— AIM —
Retype every one of the following lines without changing anything.

(Rows from a dataset)
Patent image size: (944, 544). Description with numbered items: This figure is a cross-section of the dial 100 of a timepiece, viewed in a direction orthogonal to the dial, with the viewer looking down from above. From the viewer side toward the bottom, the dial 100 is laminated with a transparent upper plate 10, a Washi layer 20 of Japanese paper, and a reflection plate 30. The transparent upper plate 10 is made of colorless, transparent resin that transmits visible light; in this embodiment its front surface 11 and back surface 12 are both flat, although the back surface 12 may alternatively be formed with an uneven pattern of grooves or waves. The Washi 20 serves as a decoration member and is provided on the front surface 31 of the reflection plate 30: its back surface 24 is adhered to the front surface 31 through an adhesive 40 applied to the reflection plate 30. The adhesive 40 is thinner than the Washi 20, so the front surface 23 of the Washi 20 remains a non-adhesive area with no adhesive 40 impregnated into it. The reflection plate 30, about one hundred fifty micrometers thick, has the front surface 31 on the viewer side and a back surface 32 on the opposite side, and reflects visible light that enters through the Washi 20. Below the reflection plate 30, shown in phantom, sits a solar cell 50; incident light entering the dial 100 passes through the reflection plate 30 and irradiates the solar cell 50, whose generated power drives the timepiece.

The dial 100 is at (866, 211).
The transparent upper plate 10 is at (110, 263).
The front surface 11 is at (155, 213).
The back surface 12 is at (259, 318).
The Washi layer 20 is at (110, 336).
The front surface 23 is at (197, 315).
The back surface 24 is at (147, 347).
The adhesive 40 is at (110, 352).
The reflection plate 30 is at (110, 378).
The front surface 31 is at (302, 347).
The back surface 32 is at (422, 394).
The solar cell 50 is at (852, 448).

— SOLUTION BELOW —
Patent image size: (944, 544). Description with numbered items: This figure is a cross-section of the dial 100 of a timepiece, viewed in a direction orthogonal to the dial, with the viewer looking down from above. From the viewer side toward the bottom, the dial 100 is laminated with a transparent upper plate 10, a Washi layer 20 of Japanese paper, and a reflection plate 30. The transparent upper plate 10 is made of colorless, transparent resin that transmits visible light; in this embodiment its front surface 11 and back surface 12 are both flat, although the back surface 12 may alternatively be formed with an uneven pattern of grooves or waves. The Washi 20 serves as a decoration member and is provided on the front surface 31 of the reflection plate 30: its back surface 24 is adhered to the front surface 31 through an adhesive 40 applied to the reflection plate 30. The adhesive 40 is thinner than the Washi 20, so the front surface 23 of the Washi 20 remains a non-adhesive area with no adhesive 40 impregnated into it. The reflection plate 30, about one hundred fifty micrometers thick, has the front surface 31 on the viewer side and a back surface 32 on the opposite side, and reflects visible light that enters through the Washi 20. Below the reflection plate 30, shown in phantom, sits a solar cell 50; incident light entering the dial 100 passes through the reflection plate 30 and irradiates the solar cell 50, whose generated power drives the timepiece.

The dial 100 is at (866, 211).
The transparent upper plate 10 is at (110, 263).
The front surface 11 is at (155, 213).
The back surface 12 is at (259, 318).
The Washi layer 20 is at (110, 336).
The front surface 23 is at (197, 315).
The back surface 24 is at (147, 347).
The adhesive 40 is at (110, 352).
The reflection plate 30 is at (110, 378).
The front surface 31 is at (302, 347).
The back surface 32 is at (422, 394).
The solar cell 50 is at (852, 448).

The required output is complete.